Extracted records
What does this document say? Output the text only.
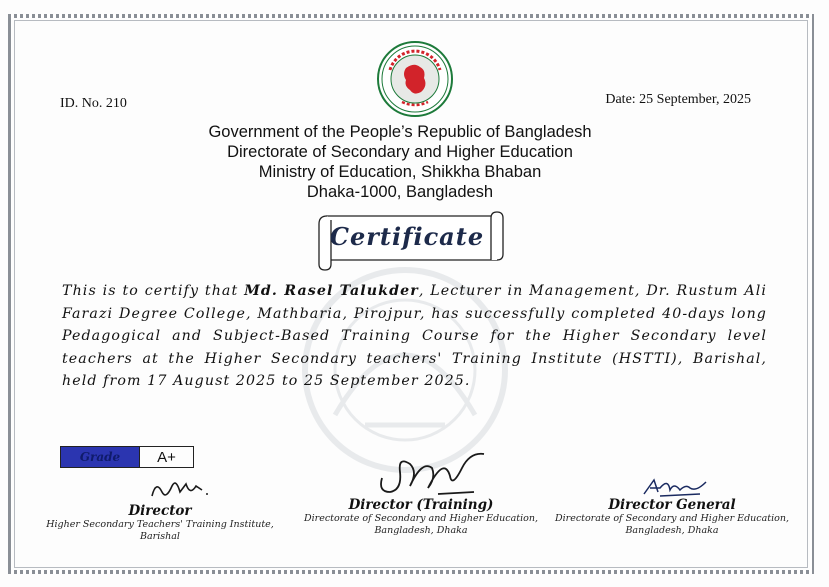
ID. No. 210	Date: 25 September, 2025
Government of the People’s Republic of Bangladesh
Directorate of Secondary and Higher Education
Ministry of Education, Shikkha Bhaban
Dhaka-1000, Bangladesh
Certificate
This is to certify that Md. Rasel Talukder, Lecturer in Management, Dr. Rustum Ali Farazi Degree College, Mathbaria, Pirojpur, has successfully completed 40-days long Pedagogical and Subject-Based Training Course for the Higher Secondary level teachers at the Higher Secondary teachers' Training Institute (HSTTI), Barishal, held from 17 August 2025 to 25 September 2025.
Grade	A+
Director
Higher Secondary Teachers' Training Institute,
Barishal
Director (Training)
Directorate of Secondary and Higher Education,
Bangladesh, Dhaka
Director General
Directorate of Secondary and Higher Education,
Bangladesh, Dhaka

WORK INSTRUCTIONS:
Repeat each line of the records above exactly, but do not copy the pictures.

ANSWER:
What does this document say? Output the text only.
ID. No. 210	Date: 25 September, 2025
Government of the People’s Republic of Bangladesh
Directorate of Secondary and Higher Education
Ministry of Education, Shikkha Bhaban
Dhaka-1000, Bangladesh
Certificate
This is to certify that Md. Rasel Talukder, Lecturer in Management, Dr. Rustum Ali Farazi Degree College, Mathbaria, Pirojpur, has successfully completed 40-days long Pedagogical and Subject-Based Training Course for the Higher Secondary level teachers at the Higher Secondary teachers' Training Institute (HSTTI), Barishal, held from 17 August 2025 to 25 September 2025.
Grade	A+
Director
Higher Secondary Teachers' Training Institute,
Barishal
Director (Training)
Directorate of Secondary and Higher Education,
Bangladesh, Dhaka
Director General
Directorate of Secondary and Higher Education,
Bangladesh, Dhaka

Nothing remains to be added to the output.